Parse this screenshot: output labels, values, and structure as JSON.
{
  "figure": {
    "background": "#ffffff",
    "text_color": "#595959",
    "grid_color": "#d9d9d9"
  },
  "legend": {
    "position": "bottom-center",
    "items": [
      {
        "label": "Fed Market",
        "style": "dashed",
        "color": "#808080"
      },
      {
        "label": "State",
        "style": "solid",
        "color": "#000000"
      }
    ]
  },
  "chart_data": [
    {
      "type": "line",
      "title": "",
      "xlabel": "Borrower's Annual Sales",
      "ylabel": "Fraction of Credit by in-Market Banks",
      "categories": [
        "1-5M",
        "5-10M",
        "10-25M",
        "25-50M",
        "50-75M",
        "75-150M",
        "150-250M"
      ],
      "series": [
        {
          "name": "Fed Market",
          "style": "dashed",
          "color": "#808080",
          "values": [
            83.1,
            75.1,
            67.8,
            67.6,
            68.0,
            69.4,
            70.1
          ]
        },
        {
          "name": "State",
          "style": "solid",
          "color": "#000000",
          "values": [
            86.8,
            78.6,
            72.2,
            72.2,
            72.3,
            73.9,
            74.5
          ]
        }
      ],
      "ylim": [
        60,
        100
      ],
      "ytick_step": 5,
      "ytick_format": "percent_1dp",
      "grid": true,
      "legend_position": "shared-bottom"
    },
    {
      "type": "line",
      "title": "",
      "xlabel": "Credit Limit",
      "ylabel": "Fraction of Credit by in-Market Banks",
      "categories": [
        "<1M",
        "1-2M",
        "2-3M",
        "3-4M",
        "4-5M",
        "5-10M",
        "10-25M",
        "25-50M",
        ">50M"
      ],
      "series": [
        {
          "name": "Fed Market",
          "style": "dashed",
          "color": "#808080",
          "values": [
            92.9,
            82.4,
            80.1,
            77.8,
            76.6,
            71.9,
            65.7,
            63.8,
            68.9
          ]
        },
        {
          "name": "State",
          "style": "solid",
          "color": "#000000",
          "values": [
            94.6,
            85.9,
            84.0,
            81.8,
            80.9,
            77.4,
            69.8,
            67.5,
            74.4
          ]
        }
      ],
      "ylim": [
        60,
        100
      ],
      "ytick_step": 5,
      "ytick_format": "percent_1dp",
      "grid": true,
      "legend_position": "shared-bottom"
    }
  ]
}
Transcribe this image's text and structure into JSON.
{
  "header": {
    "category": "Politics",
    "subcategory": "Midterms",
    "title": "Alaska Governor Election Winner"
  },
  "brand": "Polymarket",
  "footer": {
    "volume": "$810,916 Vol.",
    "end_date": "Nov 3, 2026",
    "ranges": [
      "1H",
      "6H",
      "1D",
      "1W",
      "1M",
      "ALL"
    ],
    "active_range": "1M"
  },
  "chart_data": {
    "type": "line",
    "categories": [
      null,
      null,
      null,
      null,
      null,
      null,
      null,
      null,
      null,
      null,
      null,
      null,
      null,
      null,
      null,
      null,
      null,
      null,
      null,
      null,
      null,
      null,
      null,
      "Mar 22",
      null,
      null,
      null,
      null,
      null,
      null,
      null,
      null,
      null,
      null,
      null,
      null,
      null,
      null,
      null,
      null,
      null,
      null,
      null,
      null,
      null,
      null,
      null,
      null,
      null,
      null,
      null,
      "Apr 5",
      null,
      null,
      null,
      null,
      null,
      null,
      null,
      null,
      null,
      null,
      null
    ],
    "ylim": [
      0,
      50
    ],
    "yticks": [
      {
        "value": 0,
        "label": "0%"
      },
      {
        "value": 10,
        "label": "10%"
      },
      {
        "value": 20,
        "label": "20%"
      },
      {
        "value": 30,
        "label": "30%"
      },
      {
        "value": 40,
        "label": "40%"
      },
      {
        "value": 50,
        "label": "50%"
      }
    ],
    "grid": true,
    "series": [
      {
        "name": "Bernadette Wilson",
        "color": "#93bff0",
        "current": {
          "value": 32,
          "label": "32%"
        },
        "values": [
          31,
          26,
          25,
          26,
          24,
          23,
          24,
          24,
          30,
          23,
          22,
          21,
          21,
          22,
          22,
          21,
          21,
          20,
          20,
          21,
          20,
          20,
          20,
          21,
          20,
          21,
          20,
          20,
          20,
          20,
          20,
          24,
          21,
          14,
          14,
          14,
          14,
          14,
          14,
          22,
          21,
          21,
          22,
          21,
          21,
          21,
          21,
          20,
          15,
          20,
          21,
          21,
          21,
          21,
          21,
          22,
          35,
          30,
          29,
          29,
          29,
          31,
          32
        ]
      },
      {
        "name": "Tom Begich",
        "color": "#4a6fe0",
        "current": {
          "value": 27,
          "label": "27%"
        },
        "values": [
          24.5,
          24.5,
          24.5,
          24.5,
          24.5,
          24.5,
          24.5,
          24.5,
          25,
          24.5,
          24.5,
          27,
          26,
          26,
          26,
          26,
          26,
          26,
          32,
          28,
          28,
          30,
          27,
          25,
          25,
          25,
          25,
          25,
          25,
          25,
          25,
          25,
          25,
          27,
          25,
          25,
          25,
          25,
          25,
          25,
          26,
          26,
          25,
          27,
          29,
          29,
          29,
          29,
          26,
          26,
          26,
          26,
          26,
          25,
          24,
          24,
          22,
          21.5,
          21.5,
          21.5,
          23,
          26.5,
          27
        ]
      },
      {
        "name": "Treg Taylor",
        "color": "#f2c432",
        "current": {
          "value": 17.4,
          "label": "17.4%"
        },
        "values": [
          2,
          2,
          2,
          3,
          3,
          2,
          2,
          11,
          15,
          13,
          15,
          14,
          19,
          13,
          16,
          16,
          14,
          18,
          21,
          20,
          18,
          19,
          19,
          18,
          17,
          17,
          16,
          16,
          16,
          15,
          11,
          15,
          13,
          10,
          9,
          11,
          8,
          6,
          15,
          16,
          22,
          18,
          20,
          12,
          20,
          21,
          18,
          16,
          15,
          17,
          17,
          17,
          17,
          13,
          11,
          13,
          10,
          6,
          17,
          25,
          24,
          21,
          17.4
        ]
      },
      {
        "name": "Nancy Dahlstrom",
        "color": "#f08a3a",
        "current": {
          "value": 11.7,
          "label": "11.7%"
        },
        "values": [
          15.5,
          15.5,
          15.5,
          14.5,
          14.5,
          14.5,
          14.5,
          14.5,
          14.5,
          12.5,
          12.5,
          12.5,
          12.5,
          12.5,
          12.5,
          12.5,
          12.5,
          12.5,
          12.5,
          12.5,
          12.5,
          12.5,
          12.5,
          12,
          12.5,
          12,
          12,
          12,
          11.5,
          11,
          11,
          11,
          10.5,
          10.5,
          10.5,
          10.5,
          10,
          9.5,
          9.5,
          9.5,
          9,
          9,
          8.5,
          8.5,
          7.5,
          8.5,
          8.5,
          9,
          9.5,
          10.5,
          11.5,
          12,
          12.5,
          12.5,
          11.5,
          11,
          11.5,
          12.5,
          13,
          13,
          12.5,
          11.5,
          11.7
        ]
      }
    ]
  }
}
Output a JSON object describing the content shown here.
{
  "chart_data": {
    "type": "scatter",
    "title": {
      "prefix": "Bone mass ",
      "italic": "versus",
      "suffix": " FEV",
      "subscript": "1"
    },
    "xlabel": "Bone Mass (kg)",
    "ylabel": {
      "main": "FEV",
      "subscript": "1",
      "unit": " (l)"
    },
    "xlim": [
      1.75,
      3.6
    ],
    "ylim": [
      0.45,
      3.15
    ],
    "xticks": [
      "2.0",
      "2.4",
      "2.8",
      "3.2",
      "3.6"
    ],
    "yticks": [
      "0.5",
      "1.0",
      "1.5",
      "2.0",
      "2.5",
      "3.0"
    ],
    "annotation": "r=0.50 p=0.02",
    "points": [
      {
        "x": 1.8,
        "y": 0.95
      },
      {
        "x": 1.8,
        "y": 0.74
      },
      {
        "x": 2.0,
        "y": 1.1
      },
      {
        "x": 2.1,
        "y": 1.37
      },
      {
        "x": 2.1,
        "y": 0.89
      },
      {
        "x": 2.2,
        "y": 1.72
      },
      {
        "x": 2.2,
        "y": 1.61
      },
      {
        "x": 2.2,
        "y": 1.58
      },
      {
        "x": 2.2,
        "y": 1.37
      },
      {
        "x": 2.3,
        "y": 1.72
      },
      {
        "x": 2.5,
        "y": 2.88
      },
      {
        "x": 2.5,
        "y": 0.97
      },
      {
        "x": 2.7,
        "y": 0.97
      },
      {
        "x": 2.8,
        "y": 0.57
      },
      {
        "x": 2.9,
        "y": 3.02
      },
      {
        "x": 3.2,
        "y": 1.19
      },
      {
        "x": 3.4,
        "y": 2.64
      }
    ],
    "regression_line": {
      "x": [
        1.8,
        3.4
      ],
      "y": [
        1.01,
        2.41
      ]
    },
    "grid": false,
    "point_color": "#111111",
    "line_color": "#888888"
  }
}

BRIEF: Out of the material above, select every line that holds the string "Bone".

SOLUTION BELOW:
      "prefix": "Bone mass ",
    "xlabel": "Bone Mass (kg)",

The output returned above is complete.